#### Exercise directions:
Extract every line of the material that holds the string "сударыня".
• • • • • • •
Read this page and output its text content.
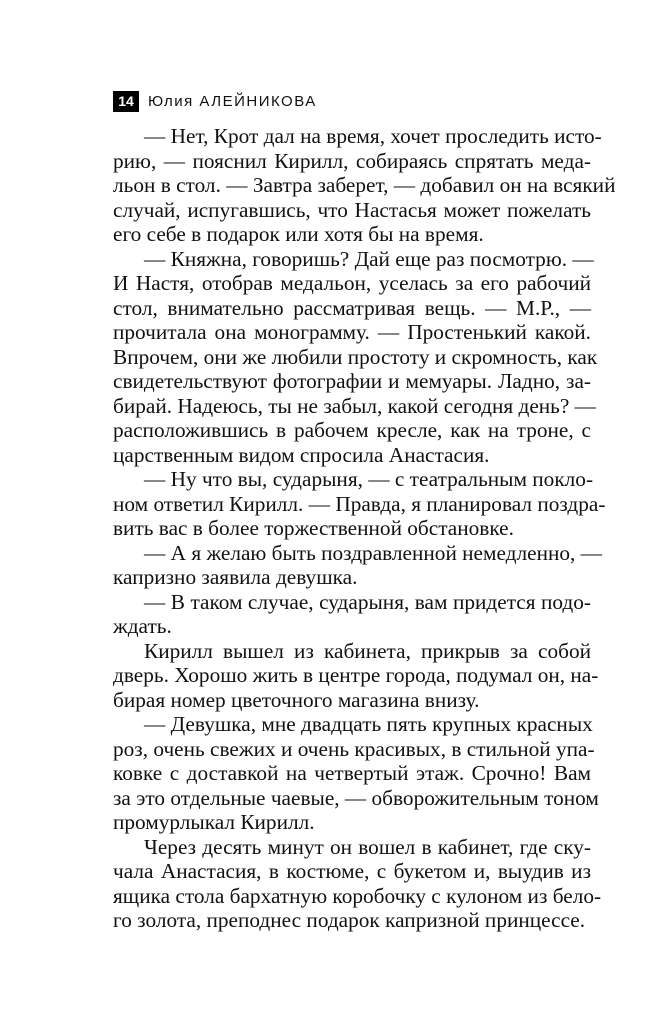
14 Юлия АЛЕЙНИКОВА
— Нет, Крот дал на время, хочет проследить исто-
рию, — пояснил Кирилл, собираясь спрятать меда-
льон в стол. — Завтра заберет, — добавил он на всякий
случай, испугавшись, что Настасья может пожелать
его себе в подарок или хотя бы на время.
— Княжна, говоришь? Дай еще раз посмотрю. —
И Настя, отобрав медальон, уселась за его рабочий
стол, внимательно рассматривая вещь. — М.Р., —
прочитала она монограмму. — Простенький какой.
Впрочем, они же любили простоту и скромность, как
свидетельствуют фотографии и мемуары. Ладно, за-
бирай. Надеюсь, ты не забыл, какой сегодня день? —
расположившись в рабочем кресле, как на троне, с
царственным видом спросила Анастасия.
— Ну что вы, сударыня, — с театральным покло-
ном ответил Кирилл. — Правда, я планировал поздра-
вить вас в более торжественной обстановке.
— А я желаю быть поздравленной немедленно, —
капризно заявила девушка.
— В таком случае, сударыня, вам придется подо-
ждать.
Кирилл вышел из кабинета, прикрыв за собой
дверь. Хорошо жить в центре города, подумал он, на-
бирая номер цветочного магазина внизу.
— Девушка, мне двадцать пять крупных красных
роз, очень свежих и очень красивых, в стильной упа-
ковке с доставкой на четвертый этаж. Срочно! Вам
за это отдельные чаевые, — обворожительным тоном
промурлыкал Кирилл.
Через десять минут он вошел в кабинет, где ску-
чала Анастасия, в костюме, с букетом и, выудив из
ящика стола бархатную коробочку с кулоном из бело-
го золота, преподнес подарок капризной принцессе.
• • • • • • •
#### Exercise result:
— Ну что вы, сударыня, — с театральным покло-
— В таком случае, сударыня, вам придется подо-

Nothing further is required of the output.